Write out each line word for word. Drop pictures.

▼

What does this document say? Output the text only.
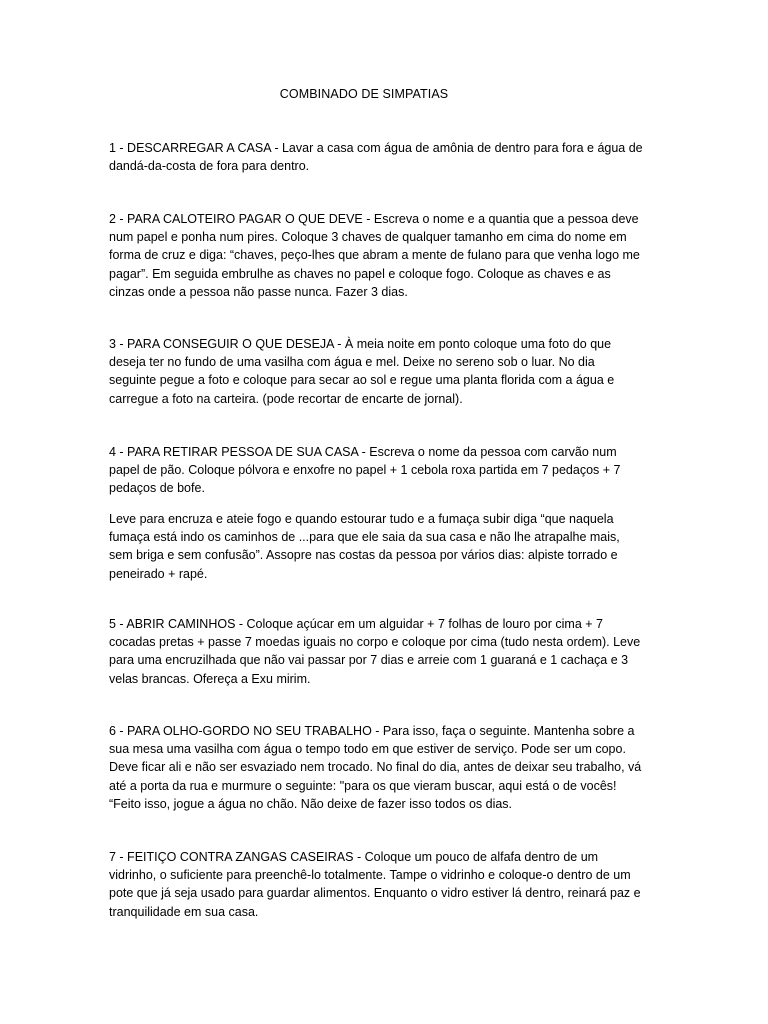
COMBINADO DE SIMPATIAS

1 - DESCARREGAR A CASA - Lavar a casa com água de amônia de dentro para fora e água de dandá-da-costa de fora para dentro.

2 - PARA CALOTEIRO PAGAR O QUE DEVE - Escreva o nome e a quantia que a pessoa deve num papel e ponha num pires. Coloque 3 chaves de qualquer tamanho em cima do nome em forma de cruz e diga: “chaves, peço-lhes que abram a mente de fulano para que venha logo me pagar”. Em seguida embrulhe as chaves no papel e coloque fogo. Coloque as chaves e as cinzas onde a pessoa não passe nunca. Fazer 3 dias.

3 - PARA CONSEGUIR O QUE DESEJA - À meia noite em ponto coloque uma foto do que deseja ter no fundo de uma vasilha com água e mel. Deixe no sereno sob o luar. No dia seguinte pegue a foto e coloque para secar ao sol e regue uma planta florida com a água e carregue a foto na carteira. (pode recortar de encarte de jornal).

4 - PARA RETIRAR PESSOA DE SUA CASA - Escreva o nome da pessoa com carvão num papel de pão. Coloque pólvora e enxofre no papel + 1 cebola roxa partida em 7 pedaços + 7 pedaços de bofe.

Leve para encruza e ateie fogo e quando estourar tudo e a fumaça subir diga “que naquela fumaça está indo os caminhos de ...para que ele saia da sua casa e não lhe atrapalhe mais, sem briga e sem confusão”. Assopre nas costas da pessoa por vários dias: alpiste torrado e peneirado + rapé.

5 - ABRIR CAMINHOS - Coloque açúcar em um alguidar + 7 folhas de louro por cima + 7 cocadas pretas + passe 7 moedas iguais no corpo e coloque por cima (tudo nesta ordem). Leve para uma encruzilhada que não vai passar por 7 dias e arreie com 1 guaraná e 1 cachaça e 3 velas brancas. Ofereça a Exu mirim.

6 - PARA OLHO-GORDO NO SEU TRABALHO - Para isso, faça o seguinte. Mantenha sobre a sua mesa uma vasilha com água o tempo todo em que estiver de serviço. Pode ser um copo. Deve ficar ali e não ser esvaziado nem trocado. No final do dia, antes de deixar seu trabalho, vá até a porta da rua e murmure o seguinte: "para os que vieram buscar, aqui está o de vocês! “Feito isso, jogue a água no chão. Não deixe de fazer isso todos os dias.

7 - FEITIÇO CONTRA ZANGAS CASEIRAS - Coloque um pouco de alfafa dentro de um vidrinho, o suficiente para preenchê-lo totalmente. Tampe o vidrinho e coloque-o dentro de um pote que já seja usado para guardar alimentos. Enquanto o vidro estiver lá dentro, reinará paz e tranquilidade em sua casa.
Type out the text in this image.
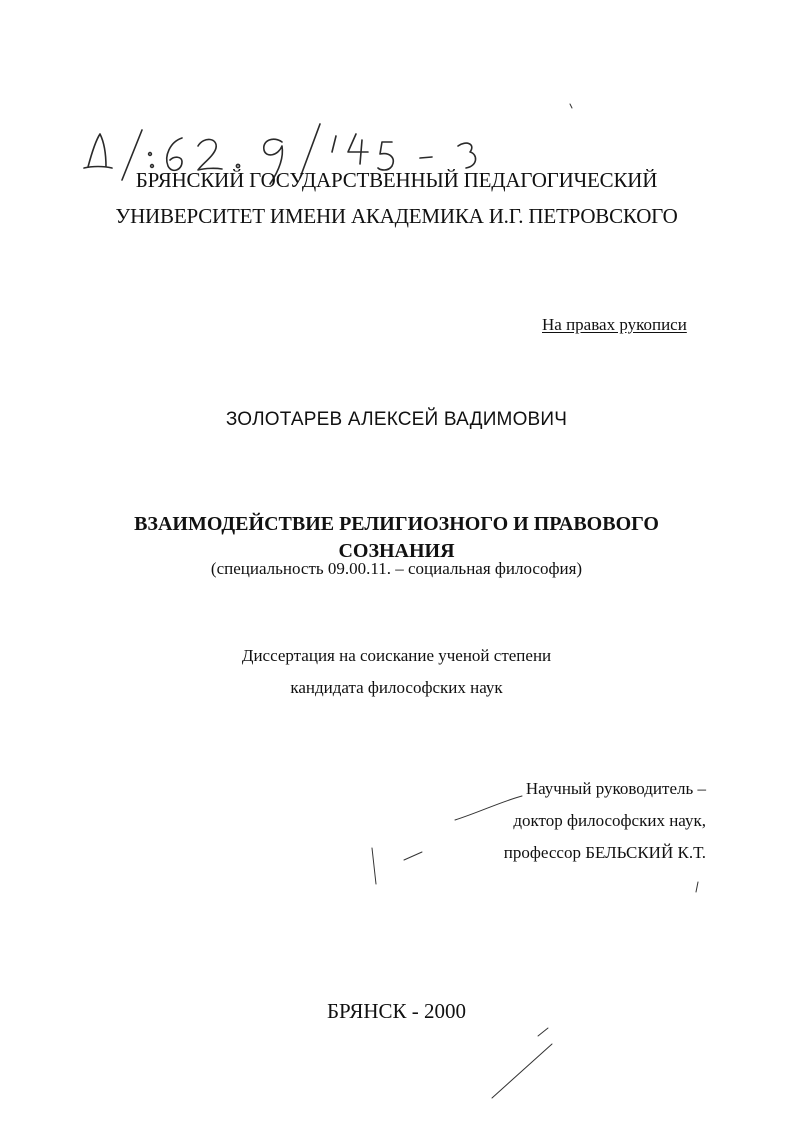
БРЯНСКИЙ ГОСУДАРСТВЕННЫЙ ПЕДАГОГИЧЕСКИЙ
УНИВЕРСИТЕТ ИМЕНИ АКАДЕМИКА И.Г. ПЕТРОВСКОГО
На правах рукописи
ЗОЛОТАРЕВ АЛЕКСЕЙ ВАДИМОВИЧ
ВЗАИМОДЕЙСТВИЕ РЕЛИГИОЗНОГО И ПРАВОВОГО
СОЗНАНИЯ
(специальность 09.00.11. – социальная философия)
Диссертация на соискание ученой степени
кандидата философских наук
Научный руководитель –
доктор философских наук,
профессор БЕЛЬСКИЙ К.Т.
БРЯНСК - 2000
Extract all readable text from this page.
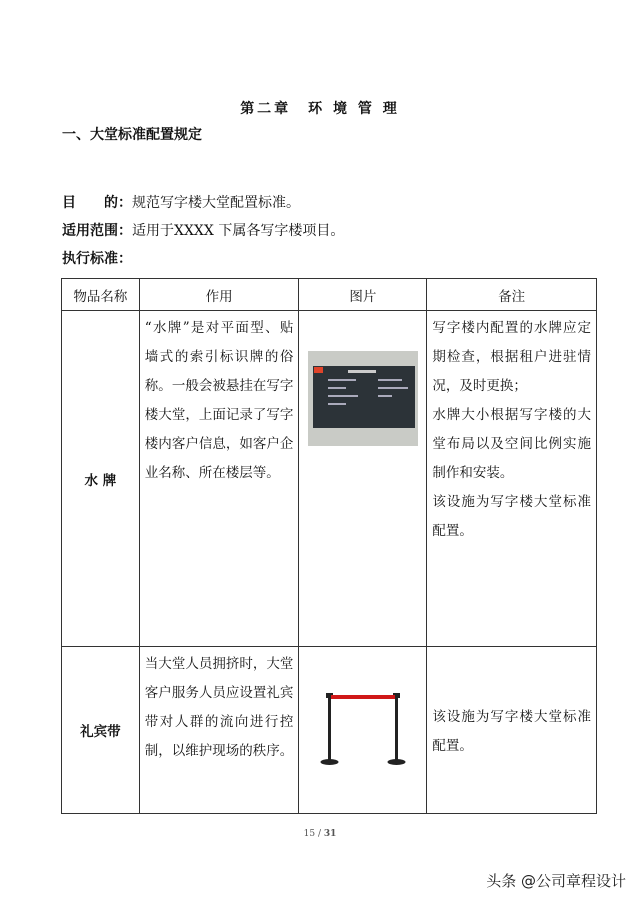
第二章　环 境 管 理
一、大堂标准配置规定
目　　的：规范写字楼大堂配置标准。
适用范围：适用于XXXX 下属各写字楼项目。
执行标准：
物品名称	作用	图片	备注
水 牌	“水牌”是对平面型、贴墙式的索引标识牌的俗称。一般会被悬挂在写字楼大堂，上面记录了写字楼内客户信息，如客户企业名称、所在楼层等。		写字楼内配置的水牌应定期检查，根据租户进驻情况，及时更换；
水牌大小根据写字楼的大堂布局以及空间比例实施制作和安装。
该设施为写字楼大堂标准配置。

礼宾带	当大堂人员拥挤时，大堂客户服务人员应设置礼宾带对人群的流向进行控制，以维护现场的秩序。		该设施为写字楼大堂标准配置。
15 / 31
头条 @公司章程设计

▲

◆ Written answer
What does this document say? Output the text only.
COMBINADO DE SIMPATIAS

1 - DESCARREGAR A CASA - Lavar a casa com água de amônia de dentro para fora e água de dandá-da-costa de fora para dentro.

2 - PARA CALOTEIRO PAGAR O QUE DEVE - Escreva o nome e a quantia que a pessoa deve num papel e ponha num pires. Coloque 3 chaves de qualquer tamanho em cima do nome em forma de cruz e diga: “chaves, peço-lhes que abram a mente de fulano para que venha logo me pagar”. Em seguida embrulhe as chaves no papel e coloque fogo. Coloque as chaves e as cinzas onde a pessoa não passe nunca. Fazer 3 dias.

3 - PARA CONSEGUIR O QUE DESEJA - À meia noite em ponto coloque uma foto do que deseja ter no fundo de uma vasilha com água e mel. Deixe no sereno sob o luar. No dia seguinte pegue a foto e coloque para secar ao sol e regue uma planta florida com a água e carregue a foto na carteira. (pode recortar de encarte de jornal).

4 - PARA RETIRAR PESSOA DE SUA CASA - Escreva o nome da pessoa com carvão num papel de pão. Coloque pólvora e enxofre no papel + 1 cebola roxa partida em 7 pedaços + 7 pedaços de bofe.

Leve para encruza e ateie fogo e quando estourar tudo e a fumaça subir diga “que naquela fumaça está indo os caminhos de ...para que ele saia da sua casa e não lhe atrapalhe mais, sem briga e sem confusão”. Assopre nas costas da pessoa por vários dias: alpiste torrado e peneirado + rapé.

5 - ABRIR CAMINHOS - Coloque açúcar em um alguidar + 7 folhas de louro por cima + 7 cocadas pretas + passe 7 moedas iguais no corpo e coloque por cima (tudo nesta ordem). Leve para uma encruzilhada que não vai passar por 7 dias e arreie com 1 guaraná e 1 cachaça e 3 velas brancas. Ofereça a Exu mirim.

6 - PARA OLHO-GORDO NO SEU TRABALHO - Para isso, faça o seguinte. Mantenha sobre a sua mesa uma vasilha com água o tempo todo em que estiver de serviço. Pode ser um copo. Deve ficar ali e não ser esvaziado nem trocado. No final do dia, antes de deixar seu trabalho, vá até a porta da rua e murmure o seguinte: "para os que vieram buscar, aqui está o de vocês! “Feito isso, jogue a água no chão. Não deixe de fazer isso todos os dias.

7 - FEITIÇO CONTRA ZANGAS CASEIRAS - Coloque um pouco de alfafa dentro de um vidrinho, o suficiente para preenchê-lo totalmente. Tampe o vidrinho e coloque-o dentro de um pote que já seja usado para guardar alimentos. Enquanto o vidro estiver lá dentro, reinará paz e tranquilidade em sua casa.
Type out the text in this image.
БРЯНСКИЙ ГОСУДАРСТВЕННЫЙ ПЕДАГОГИЧЕСКИЙ
УНИВЕРСИТЕТ ИМЕНИ АКАДЕМИКА И.Г. ПЕТРОВСКОГО
На правах рукописи
ЗОЛОТАРЕВ АЛЕКСЕЙ ВАДИМОВИЧ
ВЗАИМОДЕЙСТВИЕ РЕЛИГИОЗНОГО И ПРАВОВОГО
СОЗНАНИЯ
(специальность 09.00.11. – социальная философия)
Диссертация на соискание ученой степени
кандидата философских наук
Научный руководитель –
доктор философских наук,
профессор БЕЛЬСКИЙ К.Т.
БРЯНСК - 2000
Extract all readable text from this page.
第二章　环 境 管 理
一、大堂标准配置规定
目　　的：规范写字楼大堂配置标准。
适用范围：适用于XXXX 下属各写字楼项目。
执行标准：
物品名称	作用	图片	备注
水 牌	“水牌”是对平面型、贴墙式的索引标识牌的俗称。一般会被悬挂在写字楼大堂，上面记录了写字楼内客户信息，如客户企业名称、所在楼层等。		写字楼内配置的水牌应定期检查，根据租户进驻情况，及时更换；
水牌大小根据写字楼的大堂布局以及空间比例实施制作和安装。
该设施为写字楼大堂标准配置。

礼宾带	当大堂人员拥挤时，大堂客户服务人员应设置礼宾带对人群的流向进行控制，以维护现场的秩序。		该设施为写字楼大堂标准配置。
15 / 31
头条 @公司章程设计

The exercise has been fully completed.